**PROVIDED DATA**.

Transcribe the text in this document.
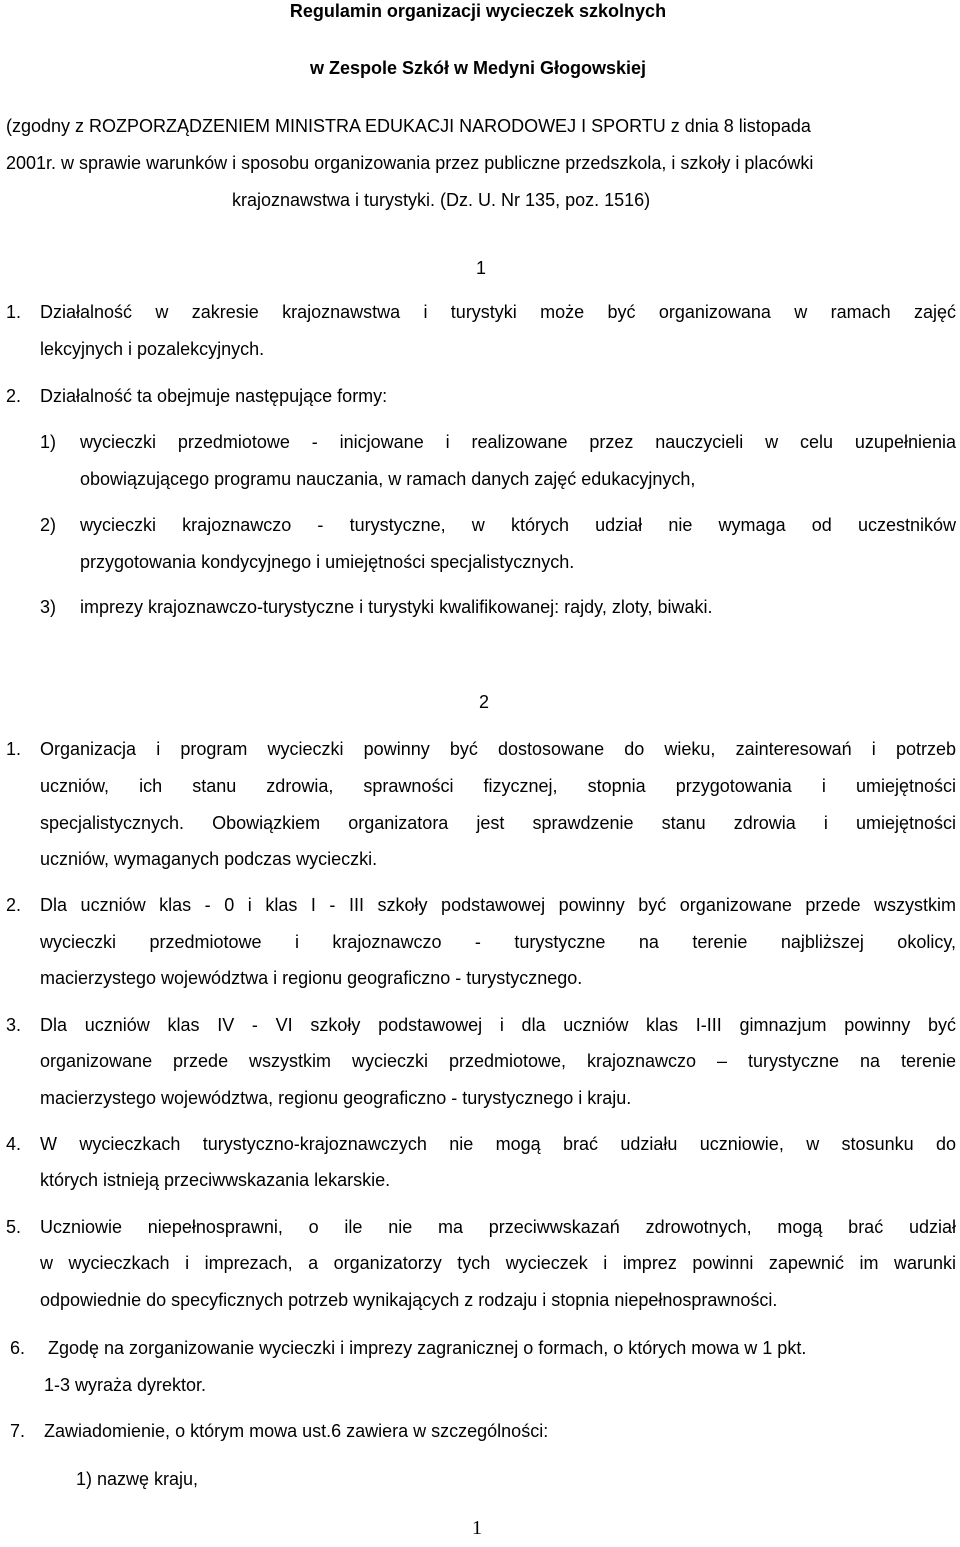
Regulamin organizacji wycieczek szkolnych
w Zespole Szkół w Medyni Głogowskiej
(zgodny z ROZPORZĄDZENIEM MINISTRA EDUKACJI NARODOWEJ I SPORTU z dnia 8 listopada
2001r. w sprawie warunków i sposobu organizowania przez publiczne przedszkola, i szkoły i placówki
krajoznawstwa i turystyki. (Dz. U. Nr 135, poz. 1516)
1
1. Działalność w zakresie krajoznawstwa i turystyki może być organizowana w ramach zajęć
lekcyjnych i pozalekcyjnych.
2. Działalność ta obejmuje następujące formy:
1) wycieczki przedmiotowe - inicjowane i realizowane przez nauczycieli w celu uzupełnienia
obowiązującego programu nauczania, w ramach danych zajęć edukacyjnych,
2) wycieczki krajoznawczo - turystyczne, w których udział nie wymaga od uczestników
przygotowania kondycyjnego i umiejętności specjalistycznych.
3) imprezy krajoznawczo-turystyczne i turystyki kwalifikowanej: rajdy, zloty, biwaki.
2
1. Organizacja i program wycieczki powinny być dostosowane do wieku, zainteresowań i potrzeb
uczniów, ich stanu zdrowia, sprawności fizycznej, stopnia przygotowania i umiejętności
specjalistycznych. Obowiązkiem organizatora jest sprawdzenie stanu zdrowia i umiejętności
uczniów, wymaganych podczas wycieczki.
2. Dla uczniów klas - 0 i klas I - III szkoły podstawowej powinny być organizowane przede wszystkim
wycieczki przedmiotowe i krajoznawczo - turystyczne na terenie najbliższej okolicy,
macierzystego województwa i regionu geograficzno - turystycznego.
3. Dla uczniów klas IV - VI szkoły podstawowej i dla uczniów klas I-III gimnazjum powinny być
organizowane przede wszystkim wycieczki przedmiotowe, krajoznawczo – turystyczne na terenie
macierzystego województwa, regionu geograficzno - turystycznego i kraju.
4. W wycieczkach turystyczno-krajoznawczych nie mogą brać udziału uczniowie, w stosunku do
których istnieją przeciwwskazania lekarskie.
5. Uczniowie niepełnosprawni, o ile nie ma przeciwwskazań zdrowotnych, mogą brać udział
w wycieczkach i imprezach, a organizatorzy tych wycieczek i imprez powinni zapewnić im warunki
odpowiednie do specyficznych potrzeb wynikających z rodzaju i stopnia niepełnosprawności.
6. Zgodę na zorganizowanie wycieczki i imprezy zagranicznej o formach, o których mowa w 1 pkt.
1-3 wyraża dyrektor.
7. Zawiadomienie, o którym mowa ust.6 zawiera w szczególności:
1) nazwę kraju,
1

**WHAT TO DO**. Would you return the data exactly as written, without the pictures?

**EXERCISE ANSWER**.
Transcribe the text in this document.
Regulamin organizacji wycieczek szkolnych
w Zespole Szkół w Medyni Głogowskiej
(zgodny z ROZPORZĄDZENIEM MINISTRA EDUKACJI NARODOWEJ I SPORTU z dnia 8 listopada
2001r. w sprawie warunków i sposobu organizowania przez publiczne przedszkola, i szkoły i placówki
krajoznawstwa i turystyki. (Dz. U. Nr 135, poz. 1516)
1
1. Działalność w zakresie krajoznawstwa i turystyki może być organizowana w ramach zajęć
lekcyjnych i pozalekcyjnych.
2. Działalność ta obejmuje następujące formy:
1) wycieczki przedmiotowe - inicjowane i realizowane przez nauczycieli w celu uzupełnienia
obowiązującego programu nauczania, w ramach danych zajęć edukacyjnych,
2) wycieczki krajoznawczo - turystyczne, w których udział nie wymaga od uczestników
przygotowania kondycyjnego i umiejętności specjalistycznych.
3) imprezy krajoznawczo-turystyczne i turystyki kwalifikowanej: rajdy, zloty, biwaki.
2
1. Organizacja i program wycieczki powinny być dostosowane do wieku, zainteresowań i potrzeb
uczniów, ich stanu zdrowia, sprawności fizycznej, stopnia przygotowania i umiejętności
specjalistycznych. Obowiązkiem organizatora jest sprawdzenie stanu zdrowia i umiejętności
uczniów, wymaganych podczas wycieczki.
2. Dla uczniów klas - 0 i klas I - III szkoły podstawowej powinny być organizowane przede wszystkim
wycieczki przedmiotowe i krajoznawczo - turystyczne na terenie najbliższej okolicy,
macierzystego województwa i regionu geograficzno - turystycznego.
3. Dla uczniów klas IV - VI szkoły podstawowej i dla uczniów klas I-III gimnazjum powinny być
organizowane przede wszystkim wycieczki przedmiotowe, krajoznawczo – turystyczne na terenie
macierzystego województwa, regionu geograficzno - turystycznego i kraju.
4. W wycieczkach turystyczno-krajoznawczych nie mogą brać udziału uczniowie, w stosunku do
których istnieją przeciwwskazania lekarskie.
5. Uczniowie niepełnosprawni, o ile nie ma przeciwwskazań zdrowotnych, mogą brać udział
w wycieczkach i imprezach, a organizatorzy tych wycieczek i imprez powinni zapewnić im warunki
odpowiednie do specyficznych potrzeb wynikających z rodzaju i stopnia niepełnosprawności.
6. Zgodę na zorganizowanie wycieczki i imprezy zagranicznej o formach, o których mowa w 1 pkt.
1-3 wyraża dyrektor.
7. Zawiadomienie, o którym mowa ust.6 zawiera w szczególności:
1) nazwę kraju,
1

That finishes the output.